[Data entries]
◇ ◇ ◇

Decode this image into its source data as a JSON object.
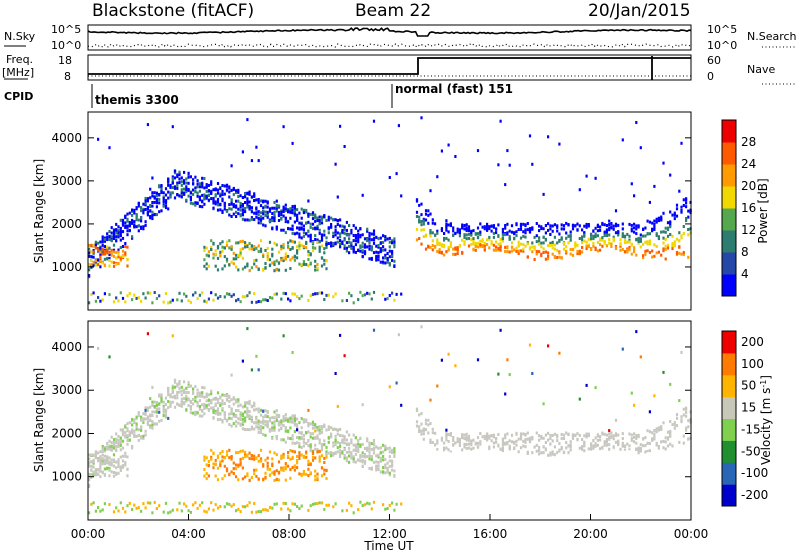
{
  "header": {
    "station": "Blackstone (fitACF)",
    "beam": "Beam 22",
    "date": "20/Jan/2015"
  },
  "top_panel": {
    "left_label": "N.Sky",
    "right_label": "N.Search",
    "left_ticks": [
      "10^5",
      "10^0"
    ],
    "right_ticks": [
      "10^5",
      "10^0"
    ]
  },
  "freq_panel": {
    "left_label_line1": "Freq.",
    "left_label_line2": "[MHz]",
    "right_label": "Nave",
    "left_ticks": [
      "18",
      "8"
    ],
    "right_ticks": [
      "60",
      "0"
    ]
  },
  "cpid_panel": {
    "label": "CPID",
    "modes": [
      "themis 3300",
      "normal (fast) 151"
    ]
  },
  "colors": {
    "power_scale": [
      "#0000ff",
      "#2447a8",
      "#2c7c6f",
      "#56a84e",
      "#f0d800",
      "#ff9a00",
      "#ff5a00",
      "#ee0000"
    ],
    "velocity_scale": [
      "#0000cc",
      "#2a66b8",
      "#1f8f2f",
      "#7fd04f",
      "#c8c8b8",
      "#ffb400",
      "#ff7a00",
      "#ee0000"
    ],
    "ground_scatter": "#c8c8c0"
  },
  "chart_data": [
    {
      "type": "heatmap",
      "panel": "power",
      "ylabel": "Slant Range [km]",
      "yticks": [
        "1000",
        "2000",
        "3000",
        "4000"
      ],
      "ylim": [
        0,
        4600
      ],
      "xlim": [
        0,
        24
      ],
      "colorbar": {
        "label": "Power [dB]",
        "ticks": [
          "4",
          "8",
          "12",
          "16",
          "20",
          "24",
          "28"
        ],
        "range": [
          0,
          32
        ]
      },
      "features": [
        {
          "name": "early echo band",
          "x": [
            0.0,
            3.8
          ],
          "y": [
            1050,
            3500
          ]
        },
        {
          "name": "arc",
          "x": [
            2.0,
            12.0
          ],
          "y": [
            1000,
            3600
          ]
        },
        {
          "name": "evening band",
          "x": [
            13.0,
            24.0
          ],
          "y": [
            1200,
            2700
          ]
        }
      ]
    },
    {
      "type": "heatmap",
      "panel": "velocity",
      "ylabel": "Slant Range [km]",
      "xlabel": "Time UT",
      "yticks": [
        "1000",
        "2000",
        "3000",
        "4000"
      ],
      "xticks": [
        "00:00",
        "04:00",
        "08:00",
        "12:00",
        "16:00",
        "20:00",
        "00:00"
      ],
      "ylim": [
        0,
        4600
      ],
      "xlim": [
        0,
        24
      ],
      "colorbar": {
        "label": "Velocity [m s",
        "label_superscript": "-1",
        "label_end": "]",
        "ticks": [
          "200",
          "100",
          "50",
          "15",
          "-15",
          "-50",
          "-100",
          "-200"
        ]
      }
    }
  ]
}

◇ ◇ ◇

[GIVEN REQUEST]
Transcribe every line from the records above without alteration, and leave out the images.

[EXERCISE SOLUTION]
Decode this image into its source data as a JSON object.
{
  "header": {
    "station": "Blackstone (fitACF)",
    "beam": "Beam 22",
    "date": "20/Jan/2015"
  },
  "top_panel": {
    "left_label": "N.Sky",
    "right_label": "N.Search",
    "left_ticks": [
      "10^5",
      "10^0"
    ],
    "right_ticks": [
      "10^5",
      "10^0"
    ]
  },
  "freq_panel": {
    "left_label_line1": "Freq.",
    "left_label_line2": "[MHz]",
    "right_label": "Nave",
    "left_ticks": [
      "18",
      "8"
    ],
    "right_ticks": [
      "60",
      "0"
    ]
  },
  "cpid_panel": {
    "label": "CPID",
    "modes": [
      "themis 3300",
      "normal (fast) 151"
    ]
  },
  "colors": {
    "power_scale": [
      "#0000ff",
      "#2447a8",
      "#2c7c6f",
      "#56a84e",
      "#f0d800",
      "#ff9a00",
      "#ff5a00",
      "#ee0000"
    ],
    "velocity_scale": [
      "#0000cc",
      "#2a66b8",
      "#1f8f2f",
      "#7fd04f",
      "#c8c8b8",
      "#ffb400",
      "#ff7a00",
      "#ee0000"
    ],
    "ground_scatter": "#c8c8c0"
  },
  "chart_data": [
    {
      "type": "heatmap",
      "panel": "power",
      "ylabel": "Slant Range [km]",
      "yticks": [
        "1000",
        "2000",
        "3000",
        "4000"
      ],
      "ylim": [
        0,
        4600
      ],
      "xlim": [
        0,
        24
      ],
      "colorbar": {
        "label": "Power [dB]",
        "ticks": [
          "4",
          "8",
          "12",
          "16",
          "20",
          "24",
          "28"
        ],
        "range": [
          0,
          32
        ]
      },
      "features": [
        {
          "name": "early echo band",
          "x": [
            0.0,
            3.8
          ],
          "y": [
            1050,
            3500
          ]
        },
        {
          "name": "arc",
          "x": [
            2.0,
            12.0
          ],
          "y": [
            1000,
            3600
          ]
        },
        {
          "name": "evening band",
          "x": [
            13.0,
            24.0
          ],
          "y": [
            1200,
            2700
          ]
        }
      ]
    },
    {
      "type": "heatmap",
      "panel": "velocity",
      "ylabel": "Slant Range [km]",
      "xlabel": "Time UT",
      "yticks": [
        "1000",
        "2000",
        "3000",
        "4000"
      ],
      "xticks": [
        "00:00",
        "04:00",
        "08:00",
        "12:00",
        "16:00",
        "20:00",
        "00:00"
      ],
      "ylim": [
        0,
        4600
      ],
      "xlim": [
        0,
        24
      ],
      "colorbar": {
        "label": "Velocity [m s",
        "label_superscript": "-1",
        "label_end": "]",
        "ticks": [
          "200",
          "100",
          "50",
          "15",
          "-15",
          "-50",
          "-100",
          "-200"
        ]
      }
    }
  ]
}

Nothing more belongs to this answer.